> [Given instruction]
Exactly as written, retype the listing below, omitting the pictures.

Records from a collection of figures

**********

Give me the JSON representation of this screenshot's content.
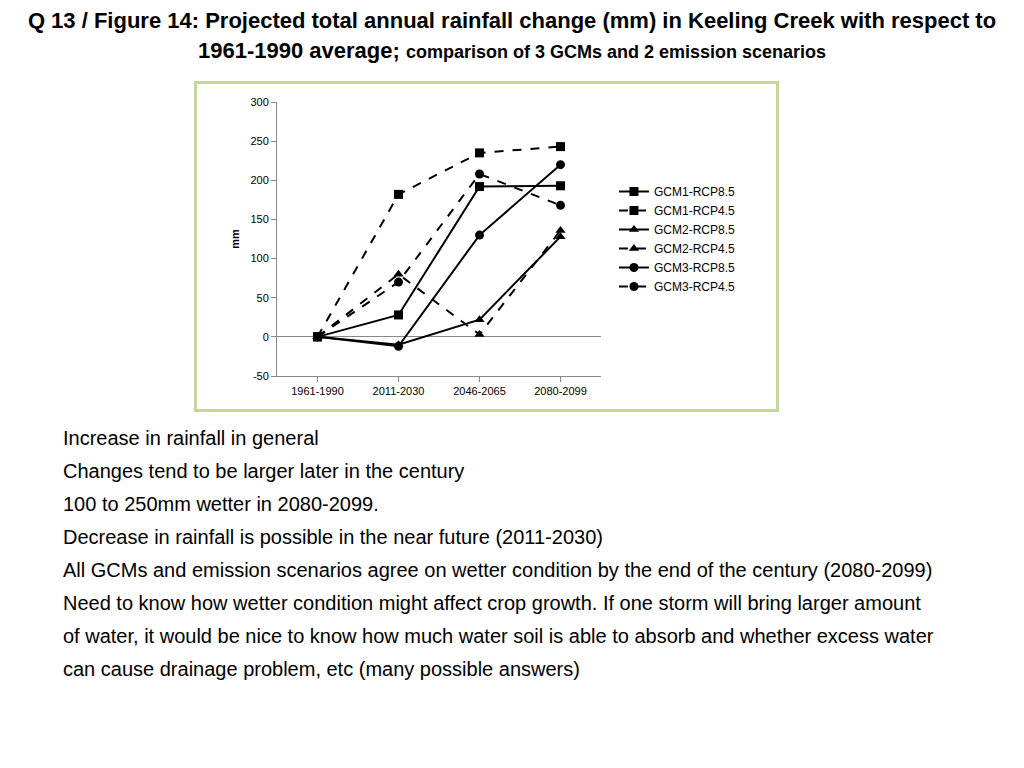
{
  "chart_data": {
    "type": "line",
    "title": "Q 13 / Figure 14: Projected total annual rainfall change (mm) in Keeling Creek with respect to 1961-1990 average;",
    "subtitle": "comparison of 3 GCMs and 2 emission scenarios",
    "y_label": "mm",
    "categories": [
      "1961-1990",
      "2011-2030",
      "2046-2065",
      "2080-2099"
    ],
    "series": [
      {
        "name": "GCM1-RCP8.5",
        "color": "#000000",
        "marker": "square",
        "line_style": "solid",
        "values": [
          0,
          28,
          192,
          193
        ]
      },
      {
        "name": "GCM1-RCP4.5",
        "color": "#000000",
        "marker": "square",
        "line_style": "dash",
        "values": [
          0,
          182,
          235,
          243
        ]
      },
      {
        "name": "GCM2-RCP8.5",
        "color": "#000000",
        "marker": "triangle-up",
        "line_style": "solid",
        "values": [
          0,
          -10,
          22,
          128
        ]
      },
      {
        "name": "GCM2-RCP4.5",
        "color": "#000000",
        "marker": "triangle-up",
        "line_style": "dash",
        "values": [
          0,
          80,
          3,
          136
        ]
      },
      {
        "name": "GCM3-RCP8.5",
        "color": "#000000",
        "marker": "circle",
        "line_style": "solid",
        "values": [
          0,
          -12,
          130,
          220
        ]
      },
      {
        "name": "GCM3-RCP4.5",
        "color": "#000000",
        "marker": "circle",
        "line_style": "dash",
        "values": [
          0,
          70,
          208,
          168
        ]
      }
    ],
    "ylim": [
      -50,
      300
    ],
    "yticks": [
      -50,
      0,
      50,
      100,
      150,
      200,
      250,
      300
    ],
    "grid": false,
    "legend": "right"
  },
  "notes": [
    "Increase in rainfall in general",
    "Changes tend to be larger later in the century",
    "100 to 250mm wetter in 2080-2099.",
    "Decrease in rainfall is possible in the near future (2011-2030)",
    "All GCMs and emission scenarios agree on wetter condition by the end of the century (2080-2099)",
    "Need to know how wetter condition might affect crop growth. If one storm will bring larger amount of water, it would be nice to know how much water soil is able to absorb and whether excess water can cause drainage problem, etc  (many possible answers)"
  ]
}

**********

> [Solution to the exercise]
Give me the JSON representation of this screenshot's content.
{
  "chart_data": {
    "type": "line",
    "title": "Q 13 / Figure 14: Projected total annual rainfall change (mm) in Keeling Creek with respect to 1961-1990 average;",
    "subtitle": "comparison of 3 GCMs and 2 emission scenarios",
    "y_label": "mm",
    "categories": [
      "1961-1990",
      "2011-2030",
      "2046-2065",
      "2080-2099"
    ],
    "series": [
      {
        "name": "GCM1-RCP8.5",
        "color": "#000000",
        "marker": "square",
        "line_style": "solid",
        "values": [
          0,
          28,
          192,
          193
        ]
      },
      {
        "name": "GCM1-RCP4.5",
        "color": "#000000",
        "marker": "square",
        "line_style": "dash",
        "values": [
          0,
          182,
          235,
          243
        ]
      },
      {
        "name": "GCM2-RCP8.5",
        "color": "#000000",
        "marker": "triangle-up",
        "line_style": "solid",
        "values": [
          0,
          -10,
          22,
          128
        ]
      },
      {
        "name": "GCM2-RCP4.5",
        "color": "#000000",
        "marker": "triangle-up",
        "line_style": "dash",
        "values": [
          0,
          80,
          3,
          136
        ]
      },
      {
        "name": "GCM3-RCP8.5",
        "color": "#000000",
        "marker": "circle",
        "line_style": "solid",
        "values": [
          0,
          -12,
          130,
          220
        ]
      },
      {
        "name": "GCM3-RCP4.5",
        "color": "#000000",
        "marker": "circle",
        "line_style": "dash",
        "values": [
          0,
          70,
          208,
          168
        ]
      }
    ],
    "ylim": [
      -50,
      300
    ],
    "yticks": [
      -50,
      0,
      50,
      100,
      150,
      200,
      250,
      300
    ],
    "grid": false,
    "legend": "right"
  },
  "notes": [
    "Increase in rainfall in general",
    "Changes tend to be larger later in the century",
    "100 to 250mm wetter in 2080-2099.",
    "Decrease in rainfall is possible in the near future (2011-2030)",
    "All GCMs and emission scenarios agree on wetter condition by the end of the century (2080-2099)",
    "Need to know how wetter condition might affect crop growth. If one storm will bring larger amount of water, it would be nice to know how much water soil is able to absorb and whether excess water can cause drainage problem, etc  (many possible answers)"
  ]
}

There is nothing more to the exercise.